(Records that describe figures)
|---|
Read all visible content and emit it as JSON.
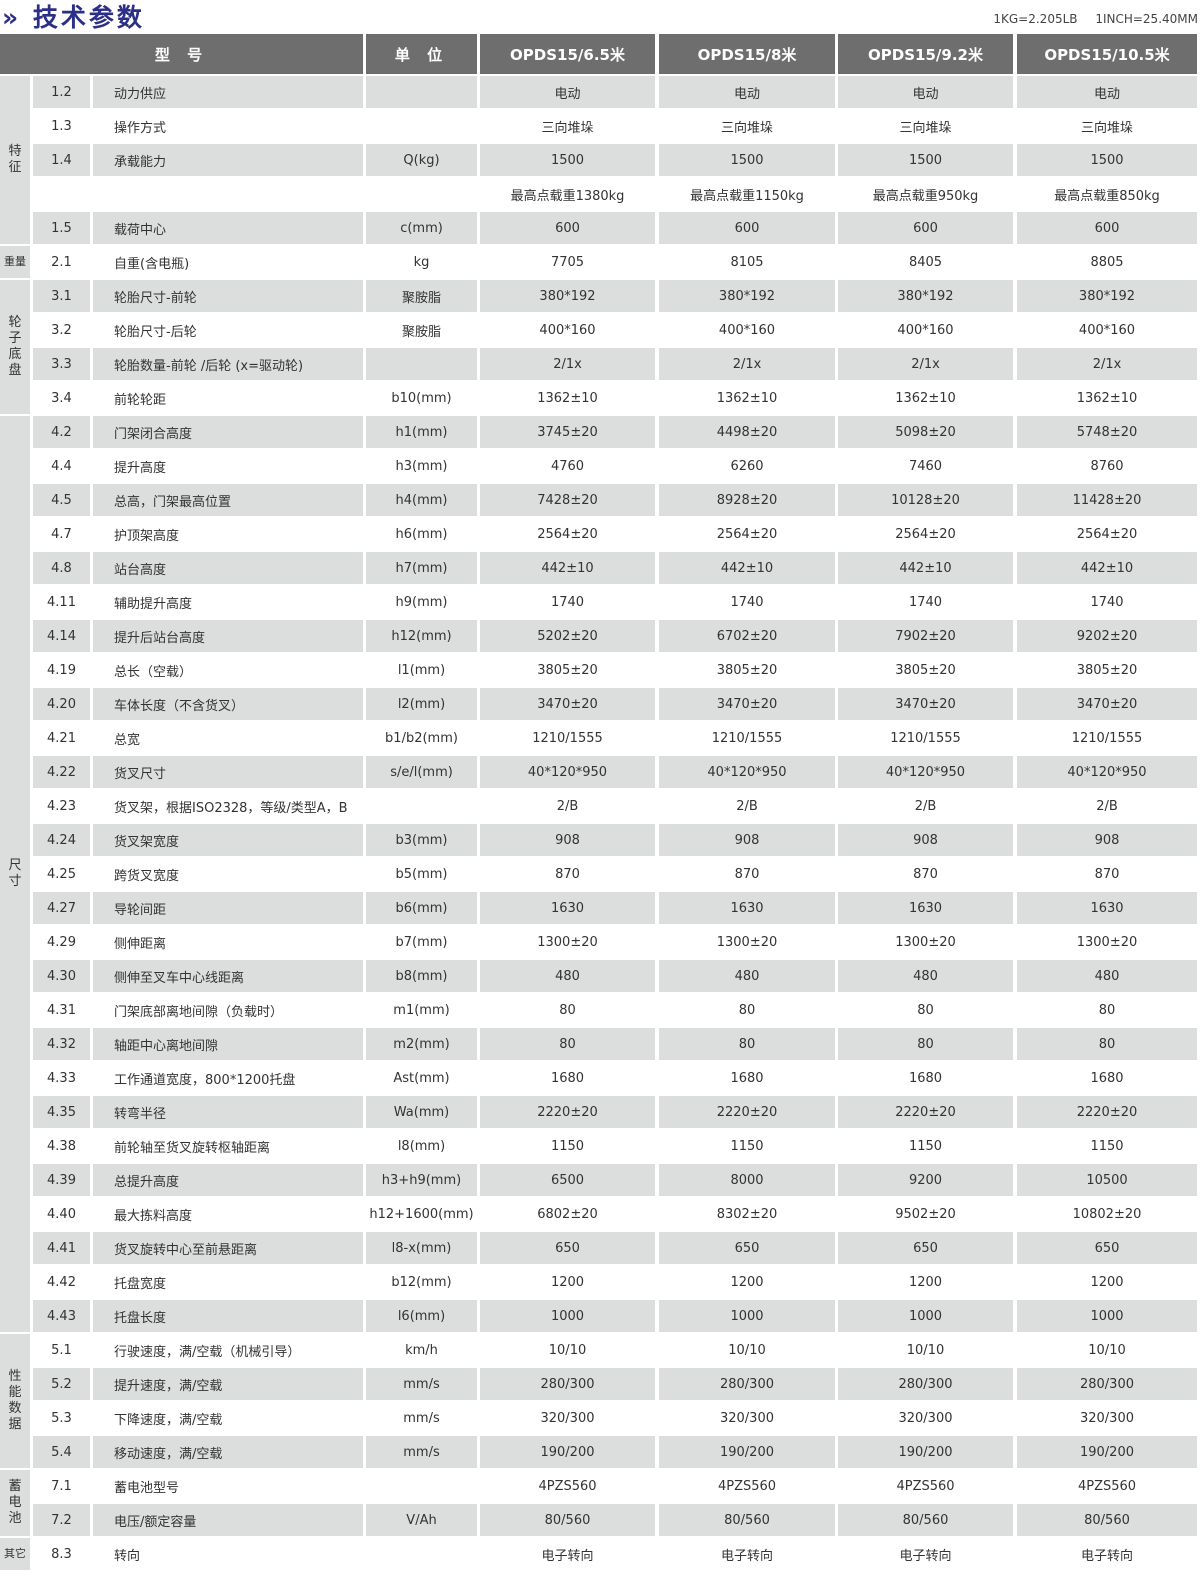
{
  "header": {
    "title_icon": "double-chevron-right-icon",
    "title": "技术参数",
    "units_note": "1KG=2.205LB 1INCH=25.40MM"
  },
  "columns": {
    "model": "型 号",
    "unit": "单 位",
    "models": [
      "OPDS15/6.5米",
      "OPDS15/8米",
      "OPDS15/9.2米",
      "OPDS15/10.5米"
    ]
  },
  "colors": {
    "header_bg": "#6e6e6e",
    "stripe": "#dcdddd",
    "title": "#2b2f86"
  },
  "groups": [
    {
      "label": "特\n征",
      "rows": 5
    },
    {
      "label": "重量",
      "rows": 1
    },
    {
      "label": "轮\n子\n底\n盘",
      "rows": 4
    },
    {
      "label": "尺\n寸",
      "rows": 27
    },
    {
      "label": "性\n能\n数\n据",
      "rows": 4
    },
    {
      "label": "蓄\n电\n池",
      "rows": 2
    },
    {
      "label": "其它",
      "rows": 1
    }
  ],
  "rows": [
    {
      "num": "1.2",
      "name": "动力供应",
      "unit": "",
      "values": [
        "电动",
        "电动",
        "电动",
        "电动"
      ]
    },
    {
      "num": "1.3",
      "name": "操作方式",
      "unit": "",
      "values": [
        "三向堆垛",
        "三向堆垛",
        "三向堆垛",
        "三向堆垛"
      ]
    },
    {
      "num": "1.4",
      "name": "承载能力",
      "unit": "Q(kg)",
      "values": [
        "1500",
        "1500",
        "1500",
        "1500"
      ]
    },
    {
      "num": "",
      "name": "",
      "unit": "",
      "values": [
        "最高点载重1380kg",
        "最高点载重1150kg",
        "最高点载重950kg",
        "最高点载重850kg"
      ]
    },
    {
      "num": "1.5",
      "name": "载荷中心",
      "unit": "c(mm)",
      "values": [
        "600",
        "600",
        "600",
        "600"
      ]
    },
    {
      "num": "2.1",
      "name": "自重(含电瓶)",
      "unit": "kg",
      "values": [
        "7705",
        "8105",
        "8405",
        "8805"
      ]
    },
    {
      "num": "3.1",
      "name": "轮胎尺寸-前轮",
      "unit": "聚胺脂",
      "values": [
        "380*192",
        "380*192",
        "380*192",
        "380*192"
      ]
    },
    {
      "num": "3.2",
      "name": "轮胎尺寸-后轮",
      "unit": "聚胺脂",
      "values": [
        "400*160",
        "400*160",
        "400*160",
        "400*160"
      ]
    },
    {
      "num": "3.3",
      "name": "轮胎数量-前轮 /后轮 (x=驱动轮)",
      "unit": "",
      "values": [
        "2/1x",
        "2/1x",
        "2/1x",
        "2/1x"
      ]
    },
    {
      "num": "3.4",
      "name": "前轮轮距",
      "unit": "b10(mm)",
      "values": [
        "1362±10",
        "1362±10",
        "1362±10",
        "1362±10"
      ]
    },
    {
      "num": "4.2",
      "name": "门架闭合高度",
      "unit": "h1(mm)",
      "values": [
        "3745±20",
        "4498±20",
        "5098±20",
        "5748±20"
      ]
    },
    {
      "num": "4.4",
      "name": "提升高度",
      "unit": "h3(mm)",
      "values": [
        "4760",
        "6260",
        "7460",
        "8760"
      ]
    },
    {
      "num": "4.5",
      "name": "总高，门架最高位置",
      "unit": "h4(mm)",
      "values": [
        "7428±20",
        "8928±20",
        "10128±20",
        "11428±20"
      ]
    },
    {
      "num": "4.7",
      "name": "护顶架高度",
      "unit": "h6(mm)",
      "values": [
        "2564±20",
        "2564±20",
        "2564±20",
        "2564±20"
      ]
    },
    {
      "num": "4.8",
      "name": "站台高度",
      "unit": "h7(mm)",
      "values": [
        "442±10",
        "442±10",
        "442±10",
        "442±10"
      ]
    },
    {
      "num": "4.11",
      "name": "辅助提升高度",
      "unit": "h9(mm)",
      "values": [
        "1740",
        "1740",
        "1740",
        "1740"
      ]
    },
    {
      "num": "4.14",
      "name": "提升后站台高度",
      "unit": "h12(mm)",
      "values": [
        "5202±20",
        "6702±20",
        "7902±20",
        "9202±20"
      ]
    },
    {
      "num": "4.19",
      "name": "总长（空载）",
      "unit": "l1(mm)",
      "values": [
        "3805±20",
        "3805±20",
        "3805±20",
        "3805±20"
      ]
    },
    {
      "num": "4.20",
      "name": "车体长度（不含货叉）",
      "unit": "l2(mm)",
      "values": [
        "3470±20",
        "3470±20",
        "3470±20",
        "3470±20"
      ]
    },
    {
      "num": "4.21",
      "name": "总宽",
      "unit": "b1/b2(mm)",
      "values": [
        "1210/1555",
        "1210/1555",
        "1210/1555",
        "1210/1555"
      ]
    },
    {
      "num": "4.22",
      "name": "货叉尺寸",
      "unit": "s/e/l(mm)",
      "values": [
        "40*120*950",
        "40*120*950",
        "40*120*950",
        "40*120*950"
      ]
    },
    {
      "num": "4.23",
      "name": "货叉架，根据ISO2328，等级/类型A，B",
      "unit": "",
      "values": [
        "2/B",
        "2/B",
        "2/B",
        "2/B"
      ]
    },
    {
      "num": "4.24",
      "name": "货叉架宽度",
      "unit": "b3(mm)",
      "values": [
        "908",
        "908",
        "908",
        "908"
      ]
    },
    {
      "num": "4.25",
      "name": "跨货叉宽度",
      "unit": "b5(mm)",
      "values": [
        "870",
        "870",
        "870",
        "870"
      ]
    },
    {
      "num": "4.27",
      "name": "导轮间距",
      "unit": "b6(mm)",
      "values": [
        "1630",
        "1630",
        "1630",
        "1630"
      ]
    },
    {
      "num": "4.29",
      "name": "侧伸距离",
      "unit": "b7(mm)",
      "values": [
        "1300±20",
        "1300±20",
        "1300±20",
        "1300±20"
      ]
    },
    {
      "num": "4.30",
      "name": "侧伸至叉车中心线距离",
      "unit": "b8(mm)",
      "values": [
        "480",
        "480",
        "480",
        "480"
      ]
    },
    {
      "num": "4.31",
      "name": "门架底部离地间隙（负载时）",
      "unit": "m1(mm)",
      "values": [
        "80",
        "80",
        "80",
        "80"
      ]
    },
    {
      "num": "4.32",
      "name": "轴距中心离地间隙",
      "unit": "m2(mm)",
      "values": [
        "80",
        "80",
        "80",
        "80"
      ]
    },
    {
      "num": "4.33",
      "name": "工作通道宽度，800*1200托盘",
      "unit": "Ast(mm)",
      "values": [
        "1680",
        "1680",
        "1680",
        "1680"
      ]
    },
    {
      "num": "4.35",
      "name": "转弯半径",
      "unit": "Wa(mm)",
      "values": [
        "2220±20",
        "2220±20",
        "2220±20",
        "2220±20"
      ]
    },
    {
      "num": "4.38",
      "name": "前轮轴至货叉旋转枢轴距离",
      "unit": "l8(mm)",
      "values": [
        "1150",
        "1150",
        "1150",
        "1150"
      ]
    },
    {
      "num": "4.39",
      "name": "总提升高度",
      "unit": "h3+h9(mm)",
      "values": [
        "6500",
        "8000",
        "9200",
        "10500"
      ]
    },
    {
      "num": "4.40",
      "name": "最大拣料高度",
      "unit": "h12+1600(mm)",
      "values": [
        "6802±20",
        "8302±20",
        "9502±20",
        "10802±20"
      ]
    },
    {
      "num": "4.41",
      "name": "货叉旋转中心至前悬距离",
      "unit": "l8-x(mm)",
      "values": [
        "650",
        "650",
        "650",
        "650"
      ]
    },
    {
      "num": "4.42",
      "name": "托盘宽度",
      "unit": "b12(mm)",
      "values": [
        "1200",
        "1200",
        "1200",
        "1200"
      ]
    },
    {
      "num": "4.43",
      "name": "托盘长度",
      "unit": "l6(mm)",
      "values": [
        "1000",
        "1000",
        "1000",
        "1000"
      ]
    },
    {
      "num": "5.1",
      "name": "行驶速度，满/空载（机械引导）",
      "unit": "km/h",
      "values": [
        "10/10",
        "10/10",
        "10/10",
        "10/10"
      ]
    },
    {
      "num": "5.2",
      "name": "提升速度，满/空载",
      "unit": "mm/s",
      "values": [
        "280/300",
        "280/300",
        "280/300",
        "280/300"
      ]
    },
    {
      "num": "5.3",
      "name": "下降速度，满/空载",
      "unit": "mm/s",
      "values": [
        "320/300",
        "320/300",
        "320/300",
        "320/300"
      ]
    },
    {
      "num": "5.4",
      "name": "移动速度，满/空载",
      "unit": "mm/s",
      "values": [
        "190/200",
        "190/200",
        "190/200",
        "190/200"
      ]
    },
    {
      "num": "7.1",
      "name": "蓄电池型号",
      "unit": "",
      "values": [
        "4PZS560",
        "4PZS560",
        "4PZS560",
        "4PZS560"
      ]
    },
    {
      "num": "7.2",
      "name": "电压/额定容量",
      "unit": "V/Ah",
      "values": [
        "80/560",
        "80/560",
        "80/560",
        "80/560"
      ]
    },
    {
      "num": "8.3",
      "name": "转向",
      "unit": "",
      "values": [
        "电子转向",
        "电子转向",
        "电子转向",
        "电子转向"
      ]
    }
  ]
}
|---|
• What you are asked to do
All lines above with "label" in them should be returned.

• Written answer
      "label": "特\n征",
      "label": "重量",
      "label": "轮\n子\n底\n盘",
      "label": "尺\n寸",
      "label": "性\n能\n数\n据",
      "label": "蓄\n电\n池",
      "label": "其它",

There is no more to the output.